**THE EXERCISE**
Copy out the records in full, word for word, without pictures.

** START LISTED RECORDS **

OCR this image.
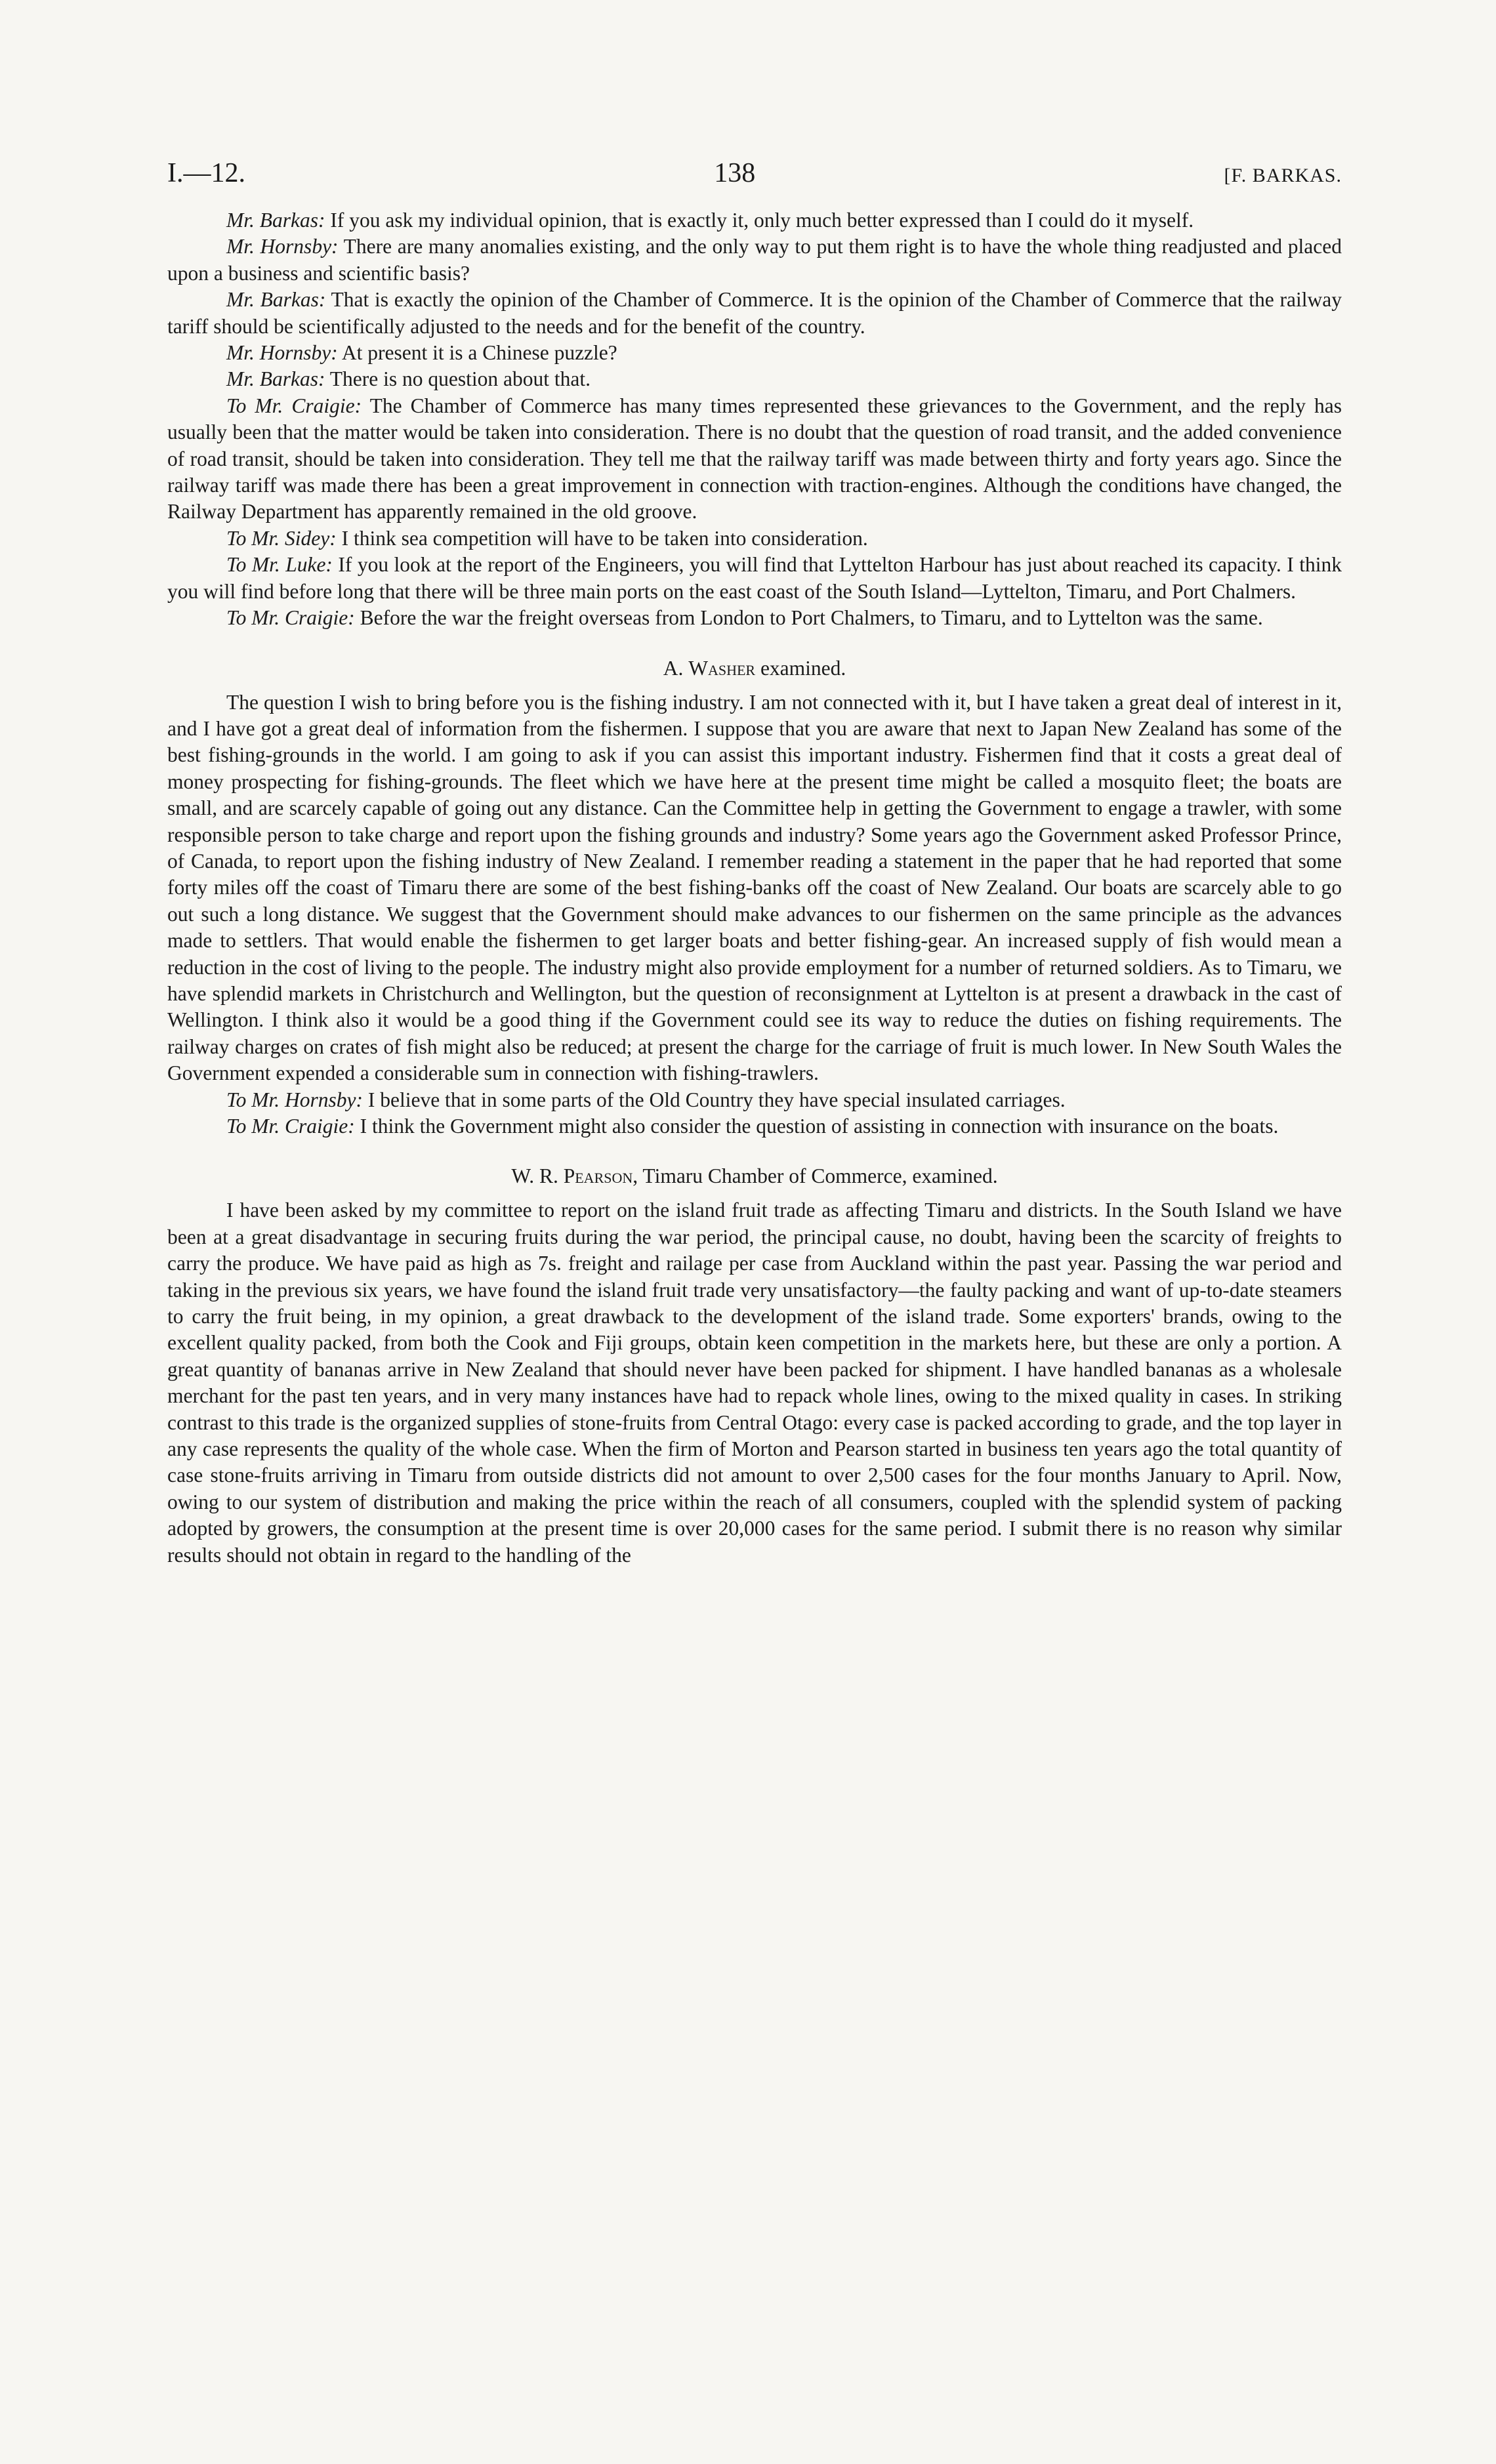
I.—12.	138	[F. BARKAS.

Mr. Barkas: If you ask my individual opinion, that is exactly it, only much better expressed than I could do it myself.

Mr. Hornsby: There are many anomalies existing, and the only way to put them right is to have the whole thing readjusted and placed upon a business and scientific basis?

Mr. Barkas: That is exactly the opinion of the Chamber of Commerce. It is the opinion of the Chamber of Commerce that the railway tariff should be scientifically adjusted to the needs and for the benefit of the country.

Mr. Hornsby: At present it is a Chinese puzzle?

Mr. Barkas: There is no question about that.

To Mr. Craigie: The Chamber of Commerce has many times represented these grievances to the Government, and the reply has usually been that the matter would be taken into consideration. There is no doubt that the question of road transit, and the added convenience of road transit, should be taken into consideration. They tell me that the railway tariff was made between thirty and forty years ago. Since the railway tariff was made there has been a great improvement in connection with traction-engines. Although the conditions have changed, the Railway Department has apparently remained in the old groove.

To Mr. Sidey: I think sea competition will have to be taken into consideration.

To Mr. Luke: If you look at the report of the Engineers, you will find that Lyttelton Harbour has just about reached its capacity. I think you will find before long that there will be three main ports on the east coast of the South Island—Lyttelton, Timaru, and Port Chalmers.

To Mr. Craigie: Before the war the freight overseas from London to Port Chalmers, to Timaru, and to Lyttelton was the same.

A. Washer examined.

The question I wish to bring before you is the fishing industry. I am not connected with it, but I have taken a great deal of interest in it, and I have got a great deal of information from the fishermen. I suppose that you are aware that next to Japan New Zealand has some of the best fishing-grounds in the world. I am going to ask if you can assist this important industry. Fishermen find that it costs a great deal of money prospecting for fishing-grounds. The fleet which we have here at the present time might be called a mosquito fleet; the boats are small, and are scarcely capable of going out any distance. Can the Committee help in getting the Government to engage a trawler, with some responsible person to take charge and report upon the fishing grounds and industry? Some years ago the Government asked Professor Prince, of Canada, to report upon the fishing industry of New Zealand. I remember reading a statement in the paper that he had reported that some forty miles off the coast of Timaru there are some of the best fishing-banks off the coast of New Zealand. Our boats are scarcely able to go out such a long distance. We suggest that the Government should make advances to our fishermen on the same principle as the advances made to settlers. That would enable the fishermen to get larger boats and better fishing-gear. An increased supply of fish would mean a reduction in the cost of living to the people. The industry might also provide employment for a number of returned soldiers. As to Timaru, we have splendid markets in Christchurch and Wellington, but the question of reconsignment at Lyttelton is at present a drawback in the cast of Wellington. I think also it would be a good thing if the Government could see its way to reduce the duties on fishing requirements. The railway charges on crates of fish might also be reduced; at present the charge for the carriage of fruit is much lower. In New South Wales the Government expended a considerable sum in connection with fishing-trawlers.

To Mr. Hornsby: I believe that in some parts of the Old Country they have special insulated carriages.

To Mr. Craigie: I think the Government might also consider the question of assisting in connection with insurance on the boats.

W. R. Pearson, Timaru Chamber of Commerce, examined.

I have been asked by my committee to report on the island fruit trade as affecting Timaru and districts. In the South Island we have been at a great disadvantage in securing fruits during the war period, the principal cause, no doubt, having been the scarcity of freights to carry the produce. We have paid as high as 7s. freight and railage per case from Auckland within the past year. Passing the war period and taking in the previous six years, we have found the island fruit trade very unsatisfactory—the faulty packing and want of up-to-date steamers to carry the fruit being, in my opinion, a great drawback to the development of the island trade. Some exporters' brands, owing to the excellent quality packed, from both the Cook and Fiji groups, obtain keen competition in the markets here, but these are only a portion. A great quantity of bananas arrive in New Zealand that should never have been packed for shipment. I have handled bananas as a wholesale merchant for the past ten years, and in very many instances have had to repack whole lines, owing to the mixed quality in cases. In striking contrast to this trade is the organized supplies of stone-fruits from Central Otago: every case is packed according to grade, and the top layer in any case represents the quality of the whole case. When the firm of Morton and Pearson started in business ten years ago the total quantity of case stone-fruits arriving in Timaru from outside districts did not amount to over 2,500 cases for the four months January to April. Now, owing to our system of distribution and making the price within the reach of all consumers, coupled with the splendid system of packing adopted by growers, the consumption at the present time is over 20,000 cases for the same period. I submit there is no reason why similar results should not obtain in regard to the handling of the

** END LISTED RECORDS **

**RESULT OF THIS TASK**
OCR this image.
I.—12.	138	[F. BARKAS.

Mr. Barkas: If you ask my individual opinion, that is exactly it, only much better expressed than I could do it myself.

Mr. Hornsby: There are many anomalies existing, and the only way to put them right is to have the whole thing readjusted and placed upon a business and scientific basis?

Mr. Barkas: That is exactly the opinion of the Chamber of Commerce. It is the opinion of the Chamber of Commerce that the railway tariff should be scientifically adjusted to the needs and for the benefit of the country.

Mr. Hornsby: At present it is a Chinese puzzle?

Mr. Barkas: There is no question about that.

To Mr. Craigie: The Chamber of Commerce has many times represented these grievances to the Government, and the reply has usually been that the matter would be taken into consideration. There is no doubt that the question of road transit, and the added convenience of road transit, should be taken into consideration. They tell me that the railway tariff was made between thirty and forty years ago. Since the railway tariff was made there has been a great improvement in connection with traction-engines. Although the conditions have changed, the Railway Department has apparently remained in the old groove.

To Mr. Sidey: I think sea competition will have to be taken into consideration.

To Mr. Luke: If you look at the report of the Engineers, you will find that Lyttelton Harbour has just about reached its capacity. I think you will find before long that there will be three main ports on the east coast of the South Island—Lyttelton, Timaru, and Port Chalmers.

To Mr. Craigie: Before the war the freight overseas from London to Port Chalmers, to Timaru, and to Lyttelton was the same.

A. Washer examined.

The question I wish to bring before you is the fishing industry. I am not connected with it, but I have taken a great deal of interest in it, and I have got a great deal of information from the fishermen. I suppose that you are aware that next to Japan New Zealand has some of the best fishing-grounds in the world. I am going to ask if you can assist this important industry. Fishermen find that it costs a great deal of money prospecting for fishing-grounds. The fleet which we have here at the present time might be called a mosquito fleet; the boats are small, and are scarcely capable of going out any distance. Can the Committee help in getting the Government to engage a trawler, with some responsible person to take charge and report upon the fishing grounds and industry? Some years ago the Government asked Professor Prince, of Canada, to report upon the fishing industry of New Zealand. I remember reading a statement in the paper that he had reported that some forty miles off the coast of Timaru there are some of the best fishing-banks off the coast of New Zealand. Our boats are scarcely able to go out such a long distance. We suggest that the Government should make advances to our fishermen on the same principle as the advances made to settlers. That would enable the fishermen to get larger boats and better fishing-gear. An increased supply of fish would mean a reduction in the cost of living to the people. The industry might also provide employment for a number of returned soldiers. As to Timaru, we have splendid markets in Christchurch and Wellington, but the question of reconsignment at Lyttelton is at present a drawback in the cast of Wellington. I think also it would be a good thing if the Government could see its way to reduce the duties on fishing requirements. The railway charges on crates of fish might also be reduced; at present the charge for the carriage of fruit is much lower. In New South Wales the Government expended a considerable sum in connection with fishing-trawlers.

To Mr. Hornsby: I believe that in some parts of the Old Country they have special insulated carriages.

To Mr. Craigie: I think the Government might also consider the question of assisting in connection with insurance on the boats.

W. R. Pearson, Timaru Chamber of Commerce, examined.

I have been asked by my committee to report on the island fruit trade as affecting Timaru and districts. In the South Island we have been at a great disadvantage in securing fruits during the war period, the principal cause, no doubt, having been the scarcity of freights to carry the produce. We have paid as high as 7s. freight and railage per case from Auckland within the past year. Passing the war period and taking in the previous six years, we have found the island fruit trade very unsatisfactory—the faulty packing and want of up-to-date steamers to carry the fruit being, in my opinion, a great drawback to the development of the island trade. Some exporters' brands, owing to the excellent quality packed, from both the Cook and Fiji groups, obtain keen competition in the markets here, but these are only a portion. A great quantity of bananas arrive in New Zealand that should never have been packed for shipment. I have handled bananas as a wholesale merchant for the past ten years, and in very many instances have had to repack whole lines, owing to the mixed quality in cases. In striking contrast to this trade is the organized supplies of stone-fruits from Central Otago: every case is packed according to grade, and the top layer in any case represents the quality of the whole case. When the firm of Morton and Pearson started in business ten years ago the total quantity of case stone-fruits arriving in Timaru from outside districts did not amount to over 2,500 cases for the four months January to April. Now, owing to our system of distribution and making the price within the reach of all consumers, coupled with the splendid system of packing adopted by growers, the consumption at the present time is over 20,000 cases for the same period. I submit there is no reason why similar results should not obtain in regard to the handling of the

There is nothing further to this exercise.